[Stored entries]
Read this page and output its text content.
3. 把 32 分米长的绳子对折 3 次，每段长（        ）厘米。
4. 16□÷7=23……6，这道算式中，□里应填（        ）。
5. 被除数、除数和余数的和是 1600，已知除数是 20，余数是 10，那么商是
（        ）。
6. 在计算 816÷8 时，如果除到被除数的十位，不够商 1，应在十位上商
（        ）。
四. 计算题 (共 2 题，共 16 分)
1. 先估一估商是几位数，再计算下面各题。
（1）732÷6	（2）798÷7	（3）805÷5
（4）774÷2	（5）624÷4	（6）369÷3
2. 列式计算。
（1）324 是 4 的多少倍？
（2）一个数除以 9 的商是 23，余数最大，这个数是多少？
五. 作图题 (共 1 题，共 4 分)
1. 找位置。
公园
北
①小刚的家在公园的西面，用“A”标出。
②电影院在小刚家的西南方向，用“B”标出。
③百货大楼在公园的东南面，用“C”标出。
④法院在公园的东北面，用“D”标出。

### Requirements
Reproduce the entire listing word for word.

### Result for this exercise
Read this page and output its text content.
3. 把 32 分米长的绳子对折 3 次，每段长（        ）厘米。
4. 16□÷7=23……6，这道算式中，□里应填（        ）。
5. 被除数、除数和余数的和是 1600，已知除数是 20，余数是 10，那么商是
（        ）。
6. 在计算 816÷8 时，如果除到被除数的十位，不够商 1，应在十位上商
（        ）。
四. 计算题 (共 2 题，共 16 分)
1. 先估一估商是几位数，再计算下面各题。
（1）732÷6	（2）798÷7	（3）805÷5
（4）774÷2	（5）624÷4	（6）369÷3
2. 列式计算。
（1）324 是 4 的多少倍？
（2）一个数除以 9 的商是 23，余数最大，这个数是多少？
五. 作图题 (共 1 题，共 4 分)
1. 找位置。
公园
北
①小刚的家在公园的西面，用“A”标出。
②电影院在小刚家的西南方向，用“B”标出。
③百货大楼在公园的东南面，用“C”标出。
④法院在公园的东北面，用“D”标出。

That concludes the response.